REQUIRED TASK →
Take each line that has the word "firms" and return it.

TASK DATA →
========
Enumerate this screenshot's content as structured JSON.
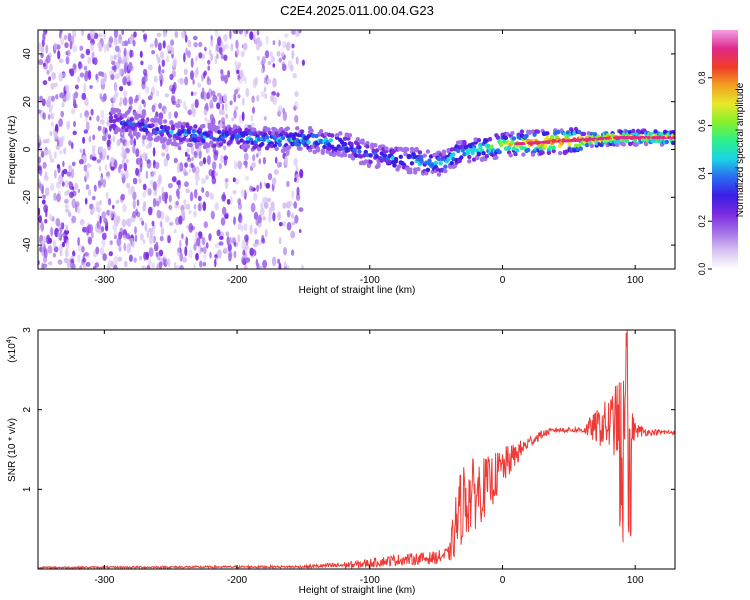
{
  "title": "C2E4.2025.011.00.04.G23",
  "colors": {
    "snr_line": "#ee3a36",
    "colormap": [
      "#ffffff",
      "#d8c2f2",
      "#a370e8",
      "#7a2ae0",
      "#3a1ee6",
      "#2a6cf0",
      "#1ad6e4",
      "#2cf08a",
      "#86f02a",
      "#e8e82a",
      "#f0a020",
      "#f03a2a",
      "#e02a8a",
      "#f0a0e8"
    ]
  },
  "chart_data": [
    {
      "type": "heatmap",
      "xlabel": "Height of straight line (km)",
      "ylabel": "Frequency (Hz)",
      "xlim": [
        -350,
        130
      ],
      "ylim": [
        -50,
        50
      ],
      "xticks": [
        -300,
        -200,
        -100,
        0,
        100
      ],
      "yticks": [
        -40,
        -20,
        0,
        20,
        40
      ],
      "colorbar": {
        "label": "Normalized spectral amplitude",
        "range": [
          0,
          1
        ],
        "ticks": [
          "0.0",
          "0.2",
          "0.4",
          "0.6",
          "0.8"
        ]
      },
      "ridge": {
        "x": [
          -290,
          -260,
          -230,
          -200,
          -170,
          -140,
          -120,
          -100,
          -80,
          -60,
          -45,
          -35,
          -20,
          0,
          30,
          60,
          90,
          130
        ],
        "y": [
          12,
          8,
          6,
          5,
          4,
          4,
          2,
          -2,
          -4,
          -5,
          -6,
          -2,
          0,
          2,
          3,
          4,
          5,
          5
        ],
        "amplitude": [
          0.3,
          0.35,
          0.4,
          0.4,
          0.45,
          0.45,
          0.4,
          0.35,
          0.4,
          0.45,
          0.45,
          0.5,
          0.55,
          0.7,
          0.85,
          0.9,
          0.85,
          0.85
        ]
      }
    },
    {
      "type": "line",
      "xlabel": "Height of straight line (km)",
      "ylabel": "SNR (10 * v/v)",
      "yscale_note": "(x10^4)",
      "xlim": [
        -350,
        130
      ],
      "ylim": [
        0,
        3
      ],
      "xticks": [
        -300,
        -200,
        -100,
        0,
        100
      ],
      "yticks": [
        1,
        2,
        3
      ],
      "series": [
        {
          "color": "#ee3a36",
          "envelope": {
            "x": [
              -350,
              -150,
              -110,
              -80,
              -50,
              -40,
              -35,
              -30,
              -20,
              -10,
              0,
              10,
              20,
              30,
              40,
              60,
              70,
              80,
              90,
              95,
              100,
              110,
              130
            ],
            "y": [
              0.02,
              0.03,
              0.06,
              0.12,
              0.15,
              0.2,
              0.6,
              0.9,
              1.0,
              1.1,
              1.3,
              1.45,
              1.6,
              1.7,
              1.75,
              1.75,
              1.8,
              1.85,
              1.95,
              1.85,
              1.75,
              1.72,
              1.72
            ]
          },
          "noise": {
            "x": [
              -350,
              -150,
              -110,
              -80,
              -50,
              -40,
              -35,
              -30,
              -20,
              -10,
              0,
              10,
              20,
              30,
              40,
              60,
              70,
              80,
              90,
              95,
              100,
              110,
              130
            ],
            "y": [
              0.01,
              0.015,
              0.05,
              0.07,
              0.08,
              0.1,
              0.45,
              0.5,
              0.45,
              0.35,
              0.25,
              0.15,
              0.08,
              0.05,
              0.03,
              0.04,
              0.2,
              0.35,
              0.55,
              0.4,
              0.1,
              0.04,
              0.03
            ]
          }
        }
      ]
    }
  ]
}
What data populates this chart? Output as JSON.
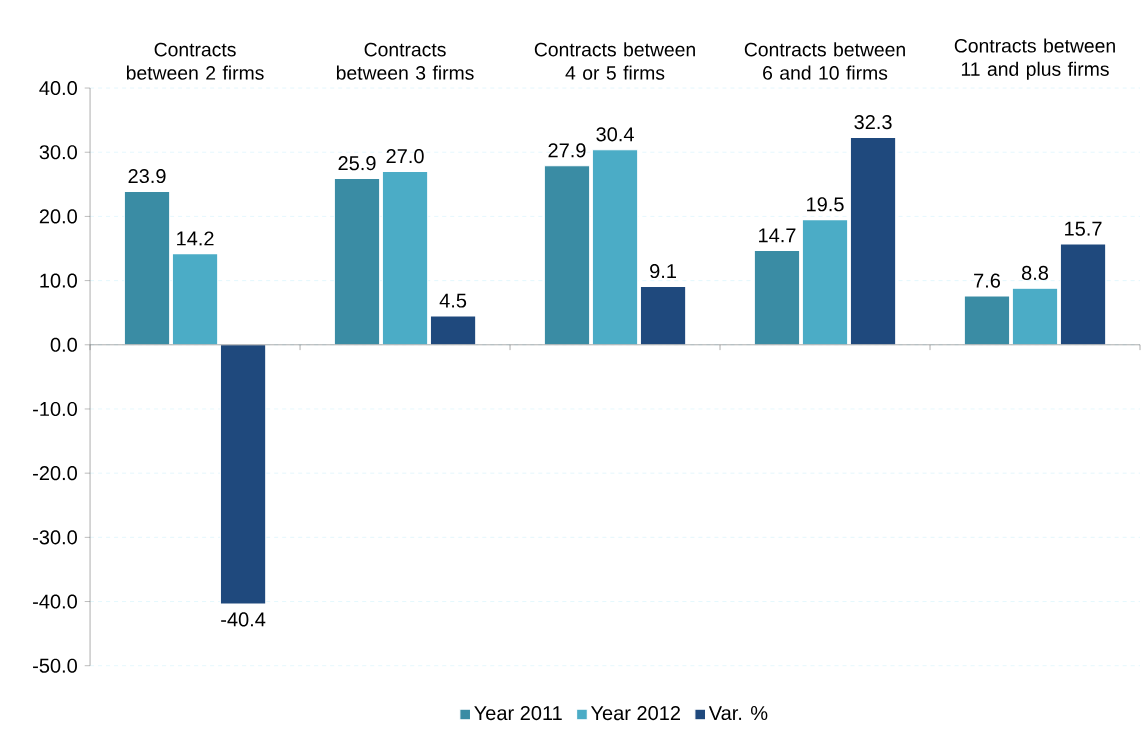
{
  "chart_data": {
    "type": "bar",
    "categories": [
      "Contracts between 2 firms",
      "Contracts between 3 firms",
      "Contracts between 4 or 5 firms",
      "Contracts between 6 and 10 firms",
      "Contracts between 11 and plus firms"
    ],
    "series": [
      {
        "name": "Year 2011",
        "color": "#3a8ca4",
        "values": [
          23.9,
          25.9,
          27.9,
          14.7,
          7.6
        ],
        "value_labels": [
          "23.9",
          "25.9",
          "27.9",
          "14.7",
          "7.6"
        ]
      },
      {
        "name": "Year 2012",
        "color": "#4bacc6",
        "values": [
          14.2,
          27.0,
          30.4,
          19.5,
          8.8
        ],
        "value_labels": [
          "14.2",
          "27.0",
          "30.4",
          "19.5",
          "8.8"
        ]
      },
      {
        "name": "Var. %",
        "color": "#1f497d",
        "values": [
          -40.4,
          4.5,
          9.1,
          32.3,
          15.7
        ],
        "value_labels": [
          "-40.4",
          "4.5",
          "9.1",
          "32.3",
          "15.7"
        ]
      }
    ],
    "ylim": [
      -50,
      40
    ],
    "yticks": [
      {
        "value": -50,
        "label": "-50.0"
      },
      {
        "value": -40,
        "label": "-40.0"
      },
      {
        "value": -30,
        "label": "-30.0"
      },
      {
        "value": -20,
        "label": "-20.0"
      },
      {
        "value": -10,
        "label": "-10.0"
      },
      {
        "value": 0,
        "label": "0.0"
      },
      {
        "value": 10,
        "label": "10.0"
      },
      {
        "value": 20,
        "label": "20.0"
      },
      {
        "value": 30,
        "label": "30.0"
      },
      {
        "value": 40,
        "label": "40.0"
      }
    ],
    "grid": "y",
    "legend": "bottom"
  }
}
========
REPLY →
      "Contracts between 2 firms",
      "Contracts between 3 firms",
      "Contracts between 4 or 5 firms",
      "Contracts between 6 and 10 firms",
      "Contracts between 11 and plus firms"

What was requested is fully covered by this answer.